--- SET TASK ---
In the listing below, pick out lines with "houses".

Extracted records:
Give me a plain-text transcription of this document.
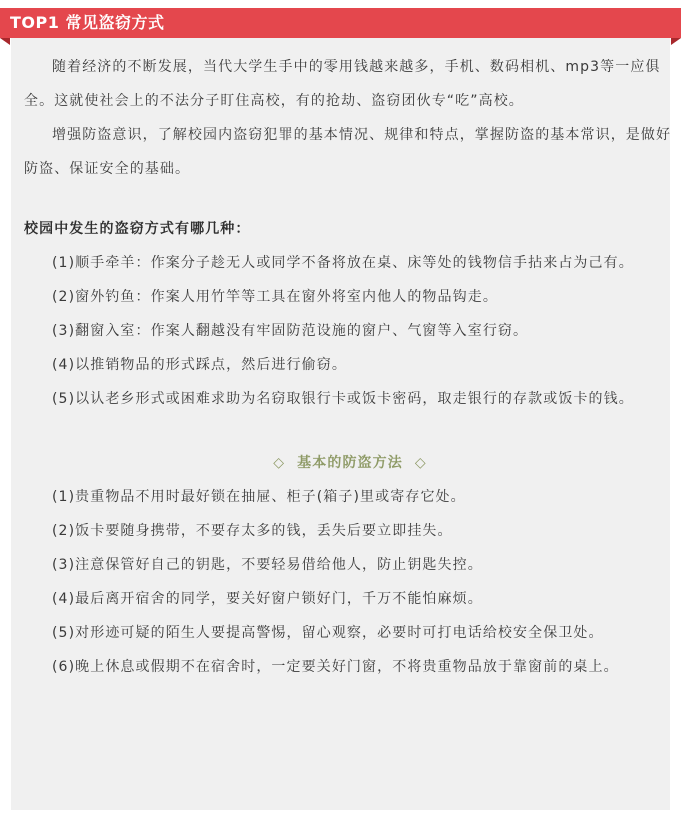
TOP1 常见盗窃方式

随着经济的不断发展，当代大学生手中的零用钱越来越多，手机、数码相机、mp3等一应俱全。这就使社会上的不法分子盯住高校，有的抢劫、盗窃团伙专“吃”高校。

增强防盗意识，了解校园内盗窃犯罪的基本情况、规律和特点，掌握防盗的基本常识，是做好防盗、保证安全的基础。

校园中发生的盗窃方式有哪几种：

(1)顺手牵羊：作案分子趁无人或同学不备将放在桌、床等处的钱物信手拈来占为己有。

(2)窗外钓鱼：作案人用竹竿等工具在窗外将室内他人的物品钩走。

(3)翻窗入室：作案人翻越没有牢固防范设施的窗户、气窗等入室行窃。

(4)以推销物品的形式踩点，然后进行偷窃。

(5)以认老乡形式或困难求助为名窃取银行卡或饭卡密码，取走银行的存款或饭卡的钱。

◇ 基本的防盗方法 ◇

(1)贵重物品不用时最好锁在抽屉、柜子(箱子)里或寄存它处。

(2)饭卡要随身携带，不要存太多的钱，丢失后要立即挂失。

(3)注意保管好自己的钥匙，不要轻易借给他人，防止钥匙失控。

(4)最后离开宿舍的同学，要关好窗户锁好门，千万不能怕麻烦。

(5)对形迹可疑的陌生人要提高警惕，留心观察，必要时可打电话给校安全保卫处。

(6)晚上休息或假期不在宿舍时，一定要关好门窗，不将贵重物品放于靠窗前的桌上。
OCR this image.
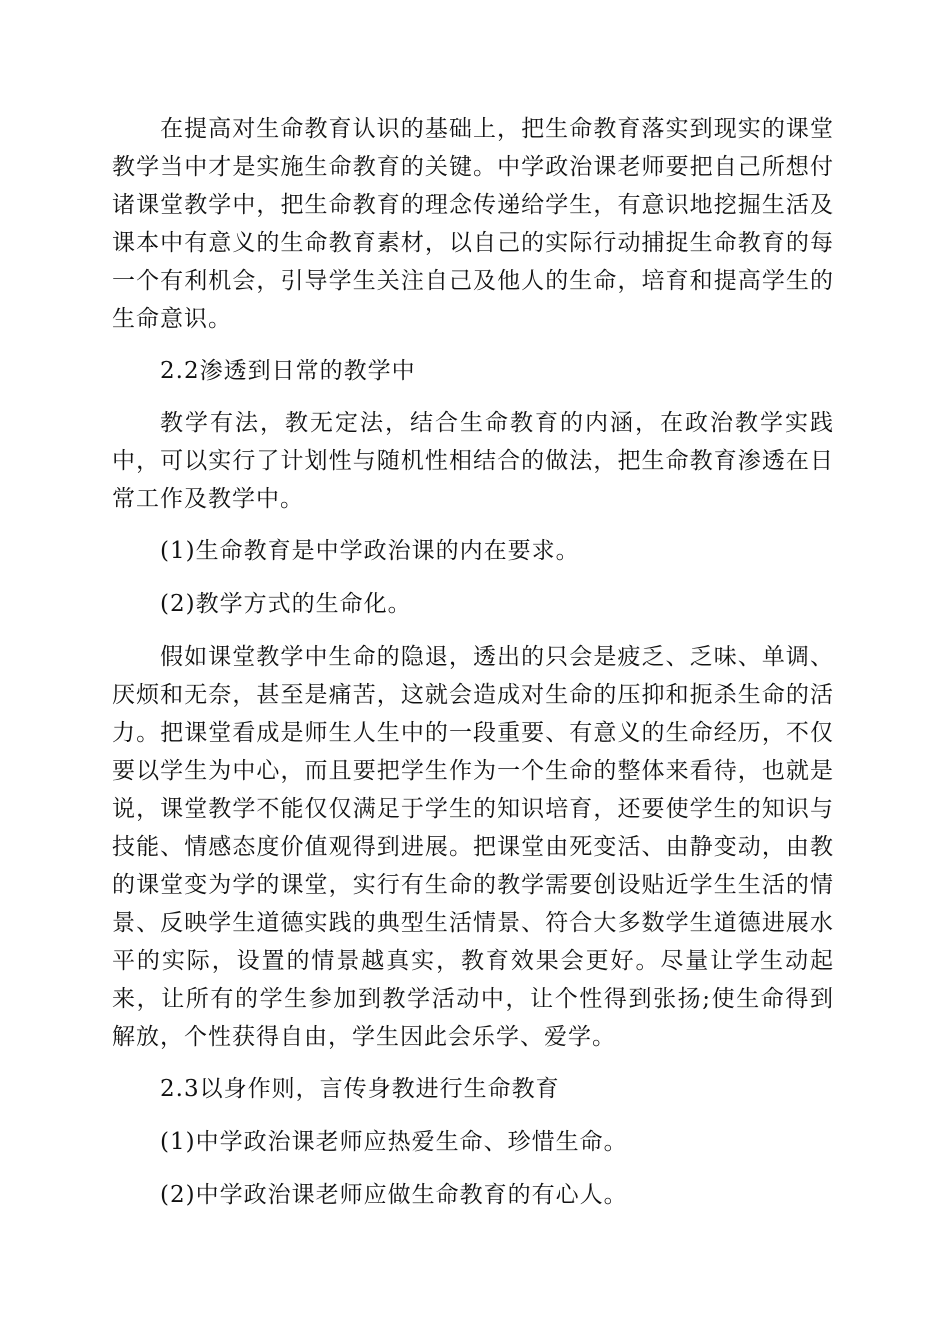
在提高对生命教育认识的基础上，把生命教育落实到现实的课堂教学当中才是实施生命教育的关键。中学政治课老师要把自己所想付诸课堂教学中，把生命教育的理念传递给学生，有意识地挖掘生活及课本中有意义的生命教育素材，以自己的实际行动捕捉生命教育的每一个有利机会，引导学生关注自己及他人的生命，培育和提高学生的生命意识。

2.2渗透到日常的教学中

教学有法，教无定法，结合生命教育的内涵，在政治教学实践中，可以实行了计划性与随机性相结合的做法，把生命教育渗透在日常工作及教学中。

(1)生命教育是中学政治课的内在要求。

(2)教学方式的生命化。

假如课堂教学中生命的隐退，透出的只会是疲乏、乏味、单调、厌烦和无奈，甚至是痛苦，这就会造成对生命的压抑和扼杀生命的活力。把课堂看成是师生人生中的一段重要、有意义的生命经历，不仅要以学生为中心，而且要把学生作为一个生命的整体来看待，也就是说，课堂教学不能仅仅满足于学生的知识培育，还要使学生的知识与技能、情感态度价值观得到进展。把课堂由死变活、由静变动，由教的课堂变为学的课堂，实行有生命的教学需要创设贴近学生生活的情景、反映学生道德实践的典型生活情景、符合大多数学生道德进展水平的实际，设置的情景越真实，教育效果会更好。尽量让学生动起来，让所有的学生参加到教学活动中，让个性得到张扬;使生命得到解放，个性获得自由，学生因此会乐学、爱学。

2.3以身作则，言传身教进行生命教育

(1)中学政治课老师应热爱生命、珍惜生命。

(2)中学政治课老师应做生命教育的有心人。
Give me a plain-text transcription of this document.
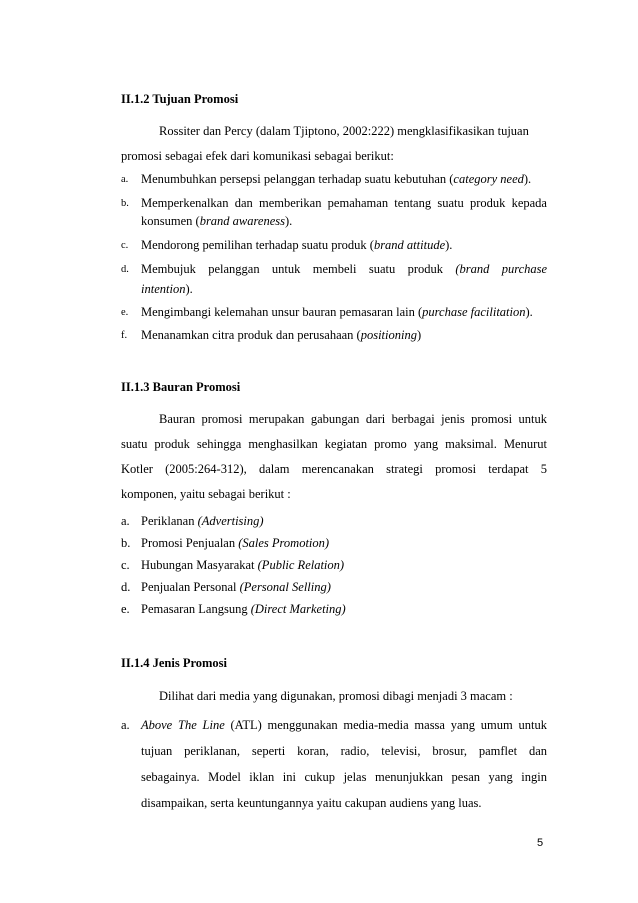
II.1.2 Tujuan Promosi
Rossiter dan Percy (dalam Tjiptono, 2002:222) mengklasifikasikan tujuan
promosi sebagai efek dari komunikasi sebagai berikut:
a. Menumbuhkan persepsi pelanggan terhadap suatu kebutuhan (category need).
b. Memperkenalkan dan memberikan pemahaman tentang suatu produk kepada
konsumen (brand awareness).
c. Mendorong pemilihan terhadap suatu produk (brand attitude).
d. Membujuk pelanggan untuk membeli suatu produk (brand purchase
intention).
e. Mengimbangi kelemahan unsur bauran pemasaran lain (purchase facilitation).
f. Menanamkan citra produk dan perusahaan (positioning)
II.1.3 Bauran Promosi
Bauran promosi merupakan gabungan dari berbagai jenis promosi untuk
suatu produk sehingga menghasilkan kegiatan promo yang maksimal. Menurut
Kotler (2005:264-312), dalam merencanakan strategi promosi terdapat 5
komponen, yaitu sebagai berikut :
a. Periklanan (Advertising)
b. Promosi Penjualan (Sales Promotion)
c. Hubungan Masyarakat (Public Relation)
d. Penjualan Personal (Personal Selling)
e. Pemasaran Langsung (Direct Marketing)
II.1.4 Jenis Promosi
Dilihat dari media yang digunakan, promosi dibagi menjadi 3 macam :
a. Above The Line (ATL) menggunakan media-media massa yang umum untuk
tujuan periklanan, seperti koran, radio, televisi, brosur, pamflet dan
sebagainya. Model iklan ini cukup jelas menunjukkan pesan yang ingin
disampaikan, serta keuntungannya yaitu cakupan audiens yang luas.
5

---

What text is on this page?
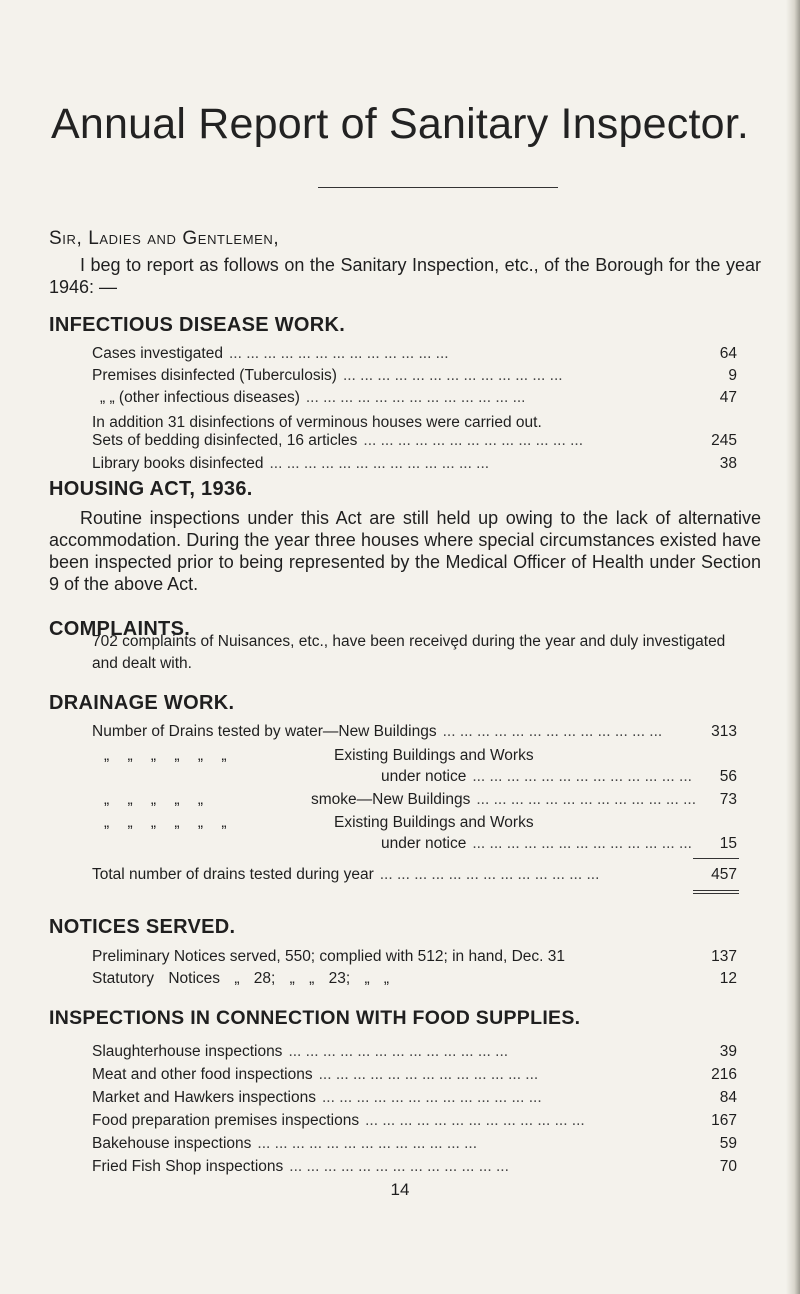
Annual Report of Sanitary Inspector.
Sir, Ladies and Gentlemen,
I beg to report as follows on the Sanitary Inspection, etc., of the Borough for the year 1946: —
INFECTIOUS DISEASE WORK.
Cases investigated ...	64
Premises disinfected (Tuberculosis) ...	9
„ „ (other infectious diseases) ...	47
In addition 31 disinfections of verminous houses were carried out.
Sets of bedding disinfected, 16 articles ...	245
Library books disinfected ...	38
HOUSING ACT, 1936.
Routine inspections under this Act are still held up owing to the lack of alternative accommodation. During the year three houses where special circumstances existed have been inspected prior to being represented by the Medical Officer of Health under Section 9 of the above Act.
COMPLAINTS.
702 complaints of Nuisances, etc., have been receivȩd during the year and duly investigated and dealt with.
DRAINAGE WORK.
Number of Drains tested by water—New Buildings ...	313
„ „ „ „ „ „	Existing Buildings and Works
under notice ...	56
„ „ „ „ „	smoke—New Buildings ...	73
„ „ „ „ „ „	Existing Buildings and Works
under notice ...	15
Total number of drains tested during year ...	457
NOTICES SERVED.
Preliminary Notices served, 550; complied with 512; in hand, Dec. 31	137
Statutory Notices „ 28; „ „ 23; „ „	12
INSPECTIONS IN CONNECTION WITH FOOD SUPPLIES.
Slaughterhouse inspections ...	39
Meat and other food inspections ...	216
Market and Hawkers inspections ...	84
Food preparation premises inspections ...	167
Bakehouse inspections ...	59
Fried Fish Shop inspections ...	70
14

--- CORRECT ANSWER ---
In addition 31 disinfections of verminous houses were carried out.
Routine inspections under this Act are still held up owing to the lack of alternative accommodation. During the year three houses where special circumstances existed have been inspected prior to being represented by the Medical Officer of Health under Section 9 of the above Act.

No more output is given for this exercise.